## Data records
* START *

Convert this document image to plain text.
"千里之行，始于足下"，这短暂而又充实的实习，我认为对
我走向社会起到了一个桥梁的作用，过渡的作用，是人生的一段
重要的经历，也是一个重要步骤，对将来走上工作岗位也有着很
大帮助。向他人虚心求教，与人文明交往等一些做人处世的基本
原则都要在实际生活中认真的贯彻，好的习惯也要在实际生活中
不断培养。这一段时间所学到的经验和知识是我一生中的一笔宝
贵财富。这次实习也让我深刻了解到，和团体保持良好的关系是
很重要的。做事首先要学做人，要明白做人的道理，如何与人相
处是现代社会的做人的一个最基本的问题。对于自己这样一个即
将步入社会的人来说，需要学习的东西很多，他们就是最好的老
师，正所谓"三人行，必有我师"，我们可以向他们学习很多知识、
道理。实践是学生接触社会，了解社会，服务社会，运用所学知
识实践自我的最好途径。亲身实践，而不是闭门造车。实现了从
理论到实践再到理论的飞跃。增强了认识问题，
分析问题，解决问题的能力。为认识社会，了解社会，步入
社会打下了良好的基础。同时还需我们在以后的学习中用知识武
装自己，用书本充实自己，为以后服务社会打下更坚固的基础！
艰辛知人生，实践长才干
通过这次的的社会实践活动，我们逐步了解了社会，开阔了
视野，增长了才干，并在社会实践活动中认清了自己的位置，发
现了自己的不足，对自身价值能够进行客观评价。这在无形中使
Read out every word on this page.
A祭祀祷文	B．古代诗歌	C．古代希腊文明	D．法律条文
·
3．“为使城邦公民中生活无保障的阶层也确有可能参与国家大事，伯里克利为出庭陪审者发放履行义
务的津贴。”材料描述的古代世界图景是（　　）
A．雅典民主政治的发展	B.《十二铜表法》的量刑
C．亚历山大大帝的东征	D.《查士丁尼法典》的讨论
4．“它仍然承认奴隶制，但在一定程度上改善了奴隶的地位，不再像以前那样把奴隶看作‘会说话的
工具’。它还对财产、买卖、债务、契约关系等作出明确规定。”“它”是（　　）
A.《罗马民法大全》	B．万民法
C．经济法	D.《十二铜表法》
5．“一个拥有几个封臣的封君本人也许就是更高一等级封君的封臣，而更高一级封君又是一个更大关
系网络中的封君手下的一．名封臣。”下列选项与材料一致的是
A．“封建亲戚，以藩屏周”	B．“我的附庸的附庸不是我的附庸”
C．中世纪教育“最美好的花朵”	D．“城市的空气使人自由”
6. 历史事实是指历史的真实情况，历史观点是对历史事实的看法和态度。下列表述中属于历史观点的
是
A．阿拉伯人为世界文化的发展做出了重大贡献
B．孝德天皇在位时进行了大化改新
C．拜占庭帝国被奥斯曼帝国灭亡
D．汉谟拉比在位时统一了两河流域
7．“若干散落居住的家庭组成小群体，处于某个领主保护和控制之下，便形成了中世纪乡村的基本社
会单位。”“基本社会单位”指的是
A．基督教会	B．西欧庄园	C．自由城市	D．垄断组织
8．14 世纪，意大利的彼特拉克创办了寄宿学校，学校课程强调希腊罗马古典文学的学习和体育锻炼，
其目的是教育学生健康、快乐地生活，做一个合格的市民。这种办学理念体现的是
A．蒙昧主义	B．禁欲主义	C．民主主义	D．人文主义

* END *

## Written request
Extract the entries above verbatim.

## The answer
Convert this document image to plain text.
"千里之行，始于足下"，这短暂而又充实的实习，我认为对
我走向社会起到了一个桥梁的作用，过渡的作用，是人生的一段
重要的经历，也是一个重要步骤，对将来走上工作岗位也有着很
大帮助。向他人虚心求教，与人文明交往等一些做人处世的基本
原则都要在实际生活中认真的贯彻，好的习惯也要在实际生活中
不断培养。这一段时间所学到的经验和知识是我一生中的一笔宝
贵财富。这次实习也让我深刻了解到，和团体保持良好的关系是
很重要的。做事首先要学做人，要明白做人的道理，如何与人相
处是现代社会的做人的一个最基本的问题。对于自己这样一个即
将步入社会的人来说，需要学习的东西很多，他们就是最好的老
师，正所谓"三人行，必有我师"，我们可以向他们学习很多知识、
道理。实践是学生接触社会，了解社会，服务社会，运用所学知
识实践自我的最好途径。亲身实践，而不是闭门造车。实现了从
理论到实践再到理论的飞跃。增强了认识问题，
分析问题，解决问题的能力。为认识社会，了解社会，步入
社会打下了良好的基础。同时还需我们在以后的学习中用知识武
装自己，用书本充实自己，为以后服务社会打下更坚固的基础！
艰辛知人生，实践长才干
通过这次的的社会实践活动，我们逐步了解了社会，开阔了
视野，增长了才干，并在社会实践活动中认清了自己的位置，发
现了自己的不足，对自身价值能够进行客观评价。这在无形中使
Read out every word on this page.
A祭祀祷文	B．古代诗歌	C．古代希腊文明	D．法律条文
·
3．“为使城邦公民中生活无保障的阶层也确有可能参与国家大事，伯里克利为出庭陪审者发放履行义
务的津贴。”材料描述的古代世界图景是（　　）
A．雅典民主政治的发展	B.《十二铜表法》的量刑
C．亚历山大大帝的东征	D.《查士丁尼法典》的讨论
4．“它仍然承认奴隶制，但在一定程度上改善了奴隶的地位，不再像以前那样把奴隶看作‘会说话的
工具’。它还对财产、买卖、债务、契约关系等作出明确规定。”“它”是（　　）
A.《罗马民法大全》	B．万民法
C．经济法	D.《十二铜表法》
5．“一个拥有几个封臣的封君本人也许就是更高一等级封君的封臣，而更高一级封君又是一个更大关
系网络中的封君手下的一．名封臣。”下列选项与材料一致的是
A．“封建亲戚，以藩屏周”	B．“我的附庸的附庸不是我的附庸”
C．中世纪教育“最美好的花朵”	D．“城市的空气使人自由”
6. 历史事实是指历史的真实情况，历史观点是对历史事实的看法和态度。下列表述中属于历史观点的
是
A．阿拉伯人为世界文化的发展做出了重大贡献
B．孝德天皇在位时进行了大化改新
C．拜占庭帝国被奥斯曼帝国灭亡
D．汉谟拉比在位时统一了两河流域
7．“若干散落居住的家庭组成小群体，处于某个领主保护和控制之下，便形成了中世纪乡村的基本社
会单位。”“基本社会单位”指的是
A．基督教会	B．西欧庄园	C．自由城市	D．垄断组织
8．14 世纪，意大利的彼特拉克创办了寄宿学校，学校课程强调希腊罗马古典文学的学习和体育锻炼，
其目的是教育学生健康、快乐地生活，做一个合格的市民。这种办学理念体现的是
A．蒙昧主义	B．禁欲主义	C．民主主义	D．人文主义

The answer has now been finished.